Task objective:
What is the number of lines containing the word "органам"? Please answer with that number and nothing more.

Records excerpted from a collection
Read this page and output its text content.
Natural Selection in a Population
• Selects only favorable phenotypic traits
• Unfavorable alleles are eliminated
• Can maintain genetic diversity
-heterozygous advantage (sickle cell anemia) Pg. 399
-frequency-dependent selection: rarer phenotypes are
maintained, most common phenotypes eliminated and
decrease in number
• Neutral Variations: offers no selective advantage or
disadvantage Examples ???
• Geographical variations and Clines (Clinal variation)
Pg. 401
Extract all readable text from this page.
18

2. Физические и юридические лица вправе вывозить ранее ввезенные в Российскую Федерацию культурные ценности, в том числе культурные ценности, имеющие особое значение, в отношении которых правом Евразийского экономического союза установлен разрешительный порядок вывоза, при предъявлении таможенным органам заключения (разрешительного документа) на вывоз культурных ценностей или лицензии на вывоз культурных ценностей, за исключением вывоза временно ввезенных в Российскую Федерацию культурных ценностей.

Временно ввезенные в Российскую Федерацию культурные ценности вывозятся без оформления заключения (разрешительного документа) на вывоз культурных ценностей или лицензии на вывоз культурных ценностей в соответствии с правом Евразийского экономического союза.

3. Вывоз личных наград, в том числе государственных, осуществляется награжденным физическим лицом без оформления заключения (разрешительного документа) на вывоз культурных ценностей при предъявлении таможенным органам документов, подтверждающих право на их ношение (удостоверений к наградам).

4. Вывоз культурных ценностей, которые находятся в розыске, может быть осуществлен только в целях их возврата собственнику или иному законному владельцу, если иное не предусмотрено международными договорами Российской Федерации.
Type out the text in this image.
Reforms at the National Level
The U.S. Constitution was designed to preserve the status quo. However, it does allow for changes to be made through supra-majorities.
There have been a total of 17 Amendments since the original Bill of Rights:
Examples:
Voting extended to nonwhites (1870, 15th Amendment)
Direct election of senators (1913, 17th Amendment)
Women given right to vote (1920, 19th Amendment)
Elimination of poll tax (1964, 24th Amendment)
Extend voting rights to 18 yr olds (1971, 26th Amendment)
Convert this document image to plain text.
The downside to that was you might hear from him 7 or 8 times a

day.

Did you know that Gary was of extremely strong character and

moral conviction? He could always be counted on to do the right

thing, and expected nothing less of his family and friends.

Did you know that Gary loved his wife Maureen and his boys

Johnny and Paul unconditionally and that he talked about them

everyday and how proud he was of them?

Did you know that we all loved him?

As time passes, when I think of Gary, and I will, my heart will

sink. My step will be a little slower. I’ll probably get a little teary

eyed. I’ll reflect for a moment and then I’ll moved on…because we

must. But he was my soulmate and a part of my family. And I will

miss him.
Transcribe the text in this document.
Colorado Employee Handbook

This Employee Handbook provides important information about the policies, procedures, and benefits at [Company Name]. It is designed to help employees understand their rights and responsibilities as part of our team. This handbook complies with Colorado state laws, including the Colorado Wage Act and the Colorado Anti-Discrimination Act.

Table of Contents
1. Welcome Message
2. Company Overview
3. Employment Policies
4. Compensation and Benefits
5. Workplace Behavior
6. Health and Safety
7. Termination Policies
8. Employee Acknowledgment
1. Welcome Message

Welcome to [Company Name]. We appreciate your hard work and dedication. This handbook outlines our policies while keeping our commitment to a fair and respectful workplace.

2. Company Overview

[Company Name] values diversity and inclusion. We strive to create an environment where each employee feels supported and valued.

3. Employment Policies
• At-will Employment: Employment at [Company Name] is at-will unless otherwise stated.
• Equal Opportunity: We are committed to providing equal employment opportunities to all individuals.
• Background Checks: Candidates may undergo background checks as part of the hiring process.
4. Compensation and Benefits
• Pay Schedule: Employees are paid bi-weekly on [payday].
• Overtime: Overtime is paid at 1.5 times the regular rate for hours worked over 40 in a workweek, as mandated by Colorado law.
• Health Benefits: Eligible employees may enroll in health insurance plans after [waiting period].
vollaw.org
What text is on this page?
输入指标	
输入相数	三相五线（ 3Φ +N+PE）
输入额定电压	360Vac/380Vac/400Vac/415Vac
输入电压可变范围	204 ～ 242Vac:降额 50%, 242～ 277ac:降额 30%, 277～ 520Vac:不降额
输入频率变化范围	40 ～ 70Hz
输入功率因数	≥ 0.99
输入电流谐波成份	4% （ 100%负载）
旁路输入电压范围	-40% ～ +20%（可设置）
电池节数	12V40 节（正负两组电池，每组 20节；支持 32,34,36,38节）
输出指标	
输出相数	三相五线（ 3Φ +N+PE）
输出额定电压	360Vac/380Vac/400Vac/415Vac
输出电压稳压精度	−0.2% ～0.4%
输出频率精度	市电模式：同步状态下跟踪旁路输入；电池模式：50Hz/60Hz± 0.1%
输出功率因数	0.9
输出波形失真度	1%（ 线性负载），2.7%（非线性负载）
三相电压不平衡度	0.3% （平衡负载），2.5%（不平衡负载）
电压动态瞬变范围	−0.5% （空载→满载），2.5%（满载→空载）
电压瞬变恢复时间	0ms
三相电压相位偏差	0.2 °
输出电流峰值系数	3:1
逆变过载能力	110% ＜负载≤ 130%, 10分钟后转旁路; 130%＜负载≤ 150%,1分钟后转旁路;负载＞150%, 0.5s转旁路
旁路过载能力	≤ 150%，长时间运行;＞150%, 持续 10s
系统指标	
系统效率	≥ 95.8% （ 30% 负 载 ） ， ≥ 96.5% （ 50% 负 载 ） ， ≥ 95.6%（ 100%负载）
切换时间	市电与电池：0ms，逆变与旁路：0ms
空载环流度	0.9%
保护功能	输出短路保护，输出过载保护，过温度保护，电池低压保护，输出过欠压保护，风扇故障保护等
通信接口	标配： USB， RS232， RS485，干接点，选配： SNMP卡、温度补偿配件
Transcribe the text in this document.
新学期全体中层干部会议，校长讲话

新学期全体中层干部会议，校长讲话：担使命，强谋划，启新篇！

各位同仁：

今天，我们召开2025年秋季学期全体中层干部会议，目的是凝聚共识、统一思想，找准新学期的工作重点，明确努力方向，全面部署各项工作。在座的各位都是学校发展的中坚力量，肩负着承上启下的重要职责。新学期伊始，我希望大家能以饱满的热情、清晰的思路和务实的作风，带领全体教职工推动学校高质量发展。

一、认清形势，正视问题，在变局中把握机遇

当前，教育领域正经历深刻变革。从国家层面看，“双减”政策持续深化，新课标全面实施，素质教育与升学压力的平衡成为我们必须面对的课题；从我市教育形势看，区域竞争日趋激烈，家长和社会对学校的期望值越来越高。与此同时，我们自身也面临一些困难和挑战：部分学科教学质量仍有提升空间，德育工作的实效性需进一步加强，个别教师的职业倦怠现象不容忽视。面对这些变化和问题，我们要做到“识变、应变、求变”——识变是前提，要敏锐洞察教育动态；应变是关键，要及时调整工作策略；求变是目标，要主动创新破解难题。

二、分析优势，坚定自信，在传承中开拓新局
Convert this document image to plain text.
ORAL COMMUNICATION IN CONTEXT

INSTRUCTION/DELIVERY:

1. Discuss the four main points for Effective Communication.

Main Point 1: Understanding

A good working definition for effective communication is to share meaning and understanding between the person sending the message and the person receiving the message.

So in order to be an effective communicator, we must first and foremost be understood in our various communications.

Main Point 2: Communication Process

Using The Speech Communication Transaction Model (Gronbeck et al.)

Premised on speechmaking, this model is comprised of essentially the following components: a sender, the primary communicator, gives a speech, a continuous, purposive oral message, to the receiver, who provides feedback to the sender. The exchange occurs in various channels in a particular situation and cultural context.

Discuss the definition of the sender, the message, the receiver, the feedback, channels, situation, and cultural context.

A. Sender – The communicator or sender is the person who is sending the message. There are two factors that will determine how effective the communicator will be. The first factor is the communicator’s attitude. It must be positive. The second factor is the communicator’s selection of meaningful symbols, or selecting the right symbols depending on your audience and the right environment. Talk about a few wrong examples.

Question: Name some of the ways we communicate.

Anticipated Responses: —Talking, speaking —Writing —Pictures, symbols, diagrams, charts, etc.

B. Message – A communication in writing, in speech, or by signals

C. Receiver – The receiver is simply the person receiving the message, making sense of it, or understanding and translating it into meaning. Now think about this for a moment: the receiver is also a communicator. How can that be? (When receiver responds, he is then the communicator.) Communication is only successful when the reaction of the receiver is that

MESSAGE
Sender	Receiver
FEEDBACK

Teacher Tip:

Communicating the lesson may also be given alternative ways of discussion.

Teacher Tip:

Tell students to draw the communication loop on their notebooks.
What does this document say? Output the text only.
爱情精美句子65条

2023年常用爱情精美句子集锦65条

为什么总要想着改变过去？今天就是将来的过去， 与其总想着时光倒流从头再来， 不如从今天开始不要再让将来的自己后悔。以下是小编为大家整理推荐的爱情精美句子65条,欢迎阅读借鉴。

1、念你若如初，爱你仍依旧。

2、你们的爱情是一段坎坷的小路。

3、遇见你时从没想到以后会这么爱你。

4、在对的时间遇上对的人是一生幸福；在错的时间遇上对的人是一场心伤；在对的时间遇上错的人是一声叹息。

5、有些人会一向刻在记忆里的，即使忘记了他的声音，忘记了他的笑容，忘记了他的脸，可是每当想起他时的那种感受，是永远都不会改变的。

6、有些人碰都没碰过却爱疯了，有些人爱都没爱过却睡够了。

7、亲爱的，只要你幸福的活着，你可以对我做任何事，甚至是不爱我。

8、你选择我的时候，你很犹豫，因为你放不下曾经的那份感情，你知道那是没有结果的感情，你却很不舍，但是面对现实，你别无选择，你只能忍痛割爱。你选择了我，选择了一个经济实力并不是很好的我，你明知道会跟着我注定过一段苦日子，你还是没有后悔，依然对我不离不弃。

Exercise output:
2